* begin Data for the task *

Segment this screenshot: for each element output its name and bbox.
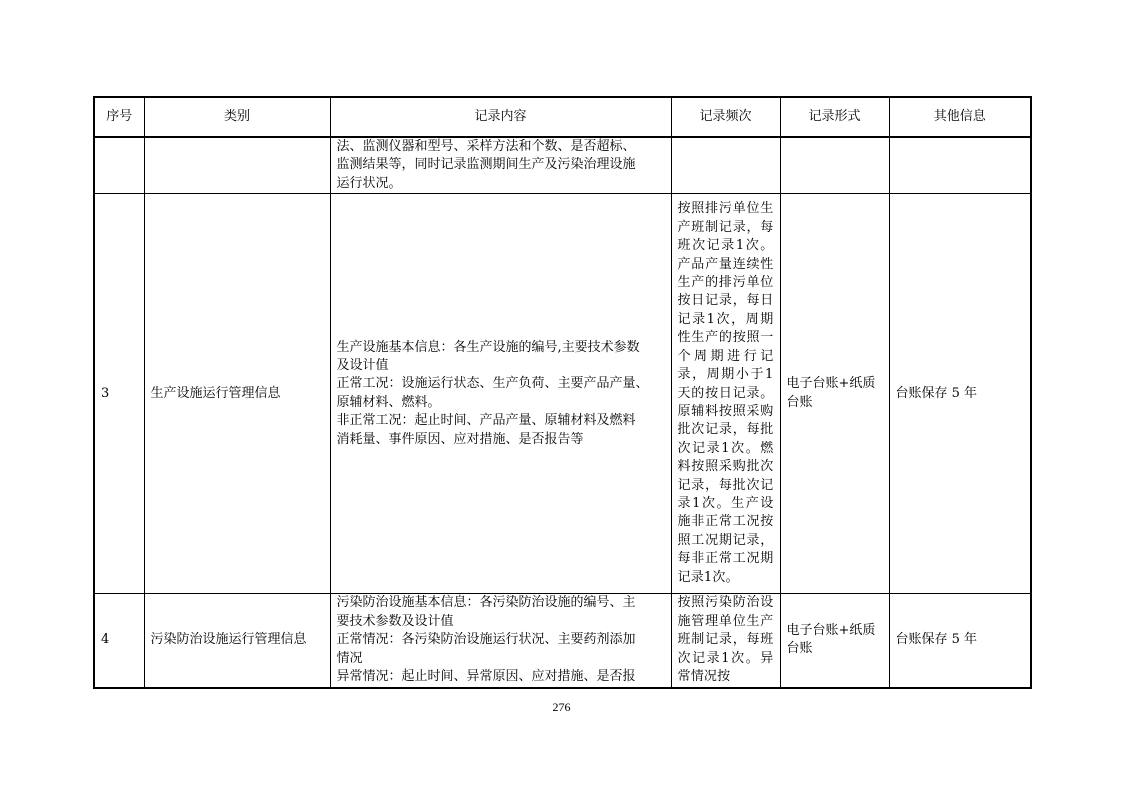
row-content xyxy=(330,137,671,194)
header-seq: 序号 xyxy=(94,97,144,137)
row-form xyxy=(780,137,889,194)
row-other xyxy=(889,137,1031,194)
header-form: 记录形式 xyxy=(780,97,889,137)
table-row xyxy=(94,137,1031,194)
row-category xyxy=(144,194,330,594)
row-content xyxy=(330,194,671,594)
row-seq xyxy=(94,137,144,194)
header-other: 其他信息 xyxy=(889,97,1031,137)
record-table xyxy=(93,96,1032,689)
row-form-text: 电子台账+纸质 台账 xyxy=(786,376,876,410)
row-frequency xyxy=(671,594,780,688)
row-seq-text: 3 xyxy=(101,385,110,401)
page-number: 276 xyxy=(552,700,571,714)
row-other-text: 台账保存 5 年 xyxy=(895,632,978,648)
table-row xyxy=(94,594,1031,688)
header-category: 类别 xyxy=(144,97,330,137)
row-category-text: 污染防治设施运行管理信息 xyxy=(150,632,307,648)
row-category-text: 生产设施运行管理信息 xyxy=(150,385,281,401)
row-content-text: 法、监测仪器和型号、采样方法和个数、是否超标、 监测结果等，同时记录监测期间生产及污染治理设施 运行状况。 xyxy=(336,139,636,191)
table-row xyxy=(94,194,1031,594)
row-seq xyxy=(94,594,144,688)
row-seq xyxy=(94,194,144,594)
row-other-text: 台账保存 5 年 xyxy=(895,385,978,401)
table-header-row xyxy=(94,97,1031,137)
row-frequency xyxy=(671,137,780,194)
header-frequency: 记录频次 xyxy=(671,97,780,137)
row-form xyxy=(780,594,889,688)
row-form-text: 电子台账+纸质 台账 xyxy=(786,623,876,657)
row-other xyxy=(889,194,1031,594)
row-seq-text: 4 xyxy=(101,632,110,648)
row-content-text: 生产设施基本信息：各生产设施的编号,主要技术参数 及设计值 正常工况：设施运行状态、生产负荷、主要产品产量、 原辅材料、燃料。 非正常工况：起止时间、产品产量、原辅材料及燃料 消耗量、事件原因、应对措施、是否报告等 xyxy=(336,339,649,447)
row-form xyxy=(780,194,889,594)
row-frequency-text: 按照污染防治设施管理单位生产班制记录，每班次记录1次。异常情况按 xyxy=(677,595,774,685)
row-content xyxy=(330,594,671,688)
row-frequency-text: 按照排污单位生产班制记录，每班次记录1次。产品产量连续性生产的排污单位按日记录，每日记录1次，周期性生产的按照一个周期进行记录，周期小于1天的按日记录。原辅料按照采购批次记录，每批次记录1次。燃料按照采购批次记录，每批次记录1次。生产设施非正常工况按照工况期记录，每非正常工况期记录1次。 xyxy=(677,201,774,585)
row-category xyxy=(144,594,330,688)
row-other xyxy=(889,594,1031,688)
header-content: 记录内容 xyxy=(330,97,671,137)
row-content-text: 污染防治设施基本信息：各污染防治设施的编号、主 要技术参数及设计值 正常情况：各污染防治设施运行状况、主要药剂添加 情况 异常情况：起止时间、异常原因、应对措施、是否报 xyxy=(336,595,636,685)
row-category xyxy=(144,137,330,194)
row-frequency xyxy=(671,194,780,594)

* end Data for the task *

Write out every line of the entries again, substituting "log-table" for "record-table" wherever it occurs and keeping everything else unchanged. Leave the pictures out.

Segment this screenshot: for each element output its name and bbox.
row-content xyxy=(330,137,671,194)
header-seq: 序号 xyxy=(94,97,144,137)
row-form xyxy=(780,137,889,194)
row-other xyxy=(889,137,1031,194)
header-form: 记录形式 xyxy=(780,97,889,137)
table-row xyxy=(94,137,1031,194)
row-category xyxy=(144,194,330,594)
row-content xyxy=(330,194,671,594)
row-seq xyxy=(94,137,144,194)
header-other: 其他信息 xyxy=(889,97,1031,137)
log-table xyxy=(93,96,1032,689)
row-form-text: 电子台账+纸质 台账 xyxy=(786,376,876,410)
row-frequency xyxy=(671,594,780,688)
row-seq-text: 3 xyxy=(101,385,110,401)
page-number: 276 xyxy=(552,700,571,714)
row-other-text: 台账保存 5 年 xyxy=(895,632,978,648)
table-row xyxy=(94,594,1031,688)
header-category: 类别 xyxy=(144,97,330,137)
row-category-text: 污染防治设施运行管理信息 xyxy=(150,632,307,648)
row-category-text: 生产设施运行管理信息 xyxy=(150,385,281,401)
row-content-text: 法、监测仪器和型号、采样方法和个数、是否超标、 监测结果等，同时记录监测期间生产及污染治理设施 运行状况。 xyxy=(336,139,636,191)
table-row xyxy=(94,194,1031,594)
row-seq xyxy=(94,594,144,688)
row-seq xyxy=(94,194,144,594)
row-other-text: 台账保存 5 年 xyxy=(895,385,978,401)
table-header-row xyxy=(94,97,1031,137)
row-frequency xyxy=(671,137,780,194)
header-frequency: 记录频次 xyxy=(671,97,780,137)
row-form xyxy=(780,594,889,688)
row-form-text: 电子台账+纸质 台账 xyxy=(786,623,876,657)
row-other xyxy=(889,194,1031,594)
row-seq-text: 4 xyxy=(101,632,110,648)
row-content-text: 生产设施基本信息：各生产设施的编号,主要技术参数 及设计值 正常工况：设施运行状态、生产负荷、主要产品产量、 原辅材料、燃料。 非正常工况：起止时间、产品产量、原辅材料及燃料 消耗量、事件原因、应对措施、是否报告等 xyxy=(336,339,649,447)
row-form xyxy=(780,194,889,594)
row-frequency-text: 按照污染防治设施管理单位生产班制记录，每班次记录1次。异常情况按 xyxy=(677,595,774,685)
row-content xyxy=(330,594,671,688)
row-frequency-text: 按照排污单位生产班制记录，每班次记录1次。产品产量连续性生产的排污单位按日记录，每日记录1次，周期性生产的按照一个周期进行记录，周期小于1天的按日记录。原辅料按照采购批次记录，每批次记录1次。燃料按照采购批次记录，每批次记录1次。生产设施非正常工况按照工况期记录，每非正常工况期记录1次。 xyxy=(677,201,774,585)
row-category xyxy=(144,594,330,688)
row-other xyxy=(889,594,1031,688)
header-content: 记录内容 xyxy=(330,97,671,137)
row-content-text: 污染防治设施基本信息：各污染防治设施的编号、主 要技术参数及设计值 正常情况：各污染防治设施运行状况、主要药剂添加 情况 异常情况：起止时间、异常原因、应对措施、是否报 xyxy=(336,595,636,685)
row-category xyxy=(144,137,330,194)
row-frequency xyxy=(671,194,780,594)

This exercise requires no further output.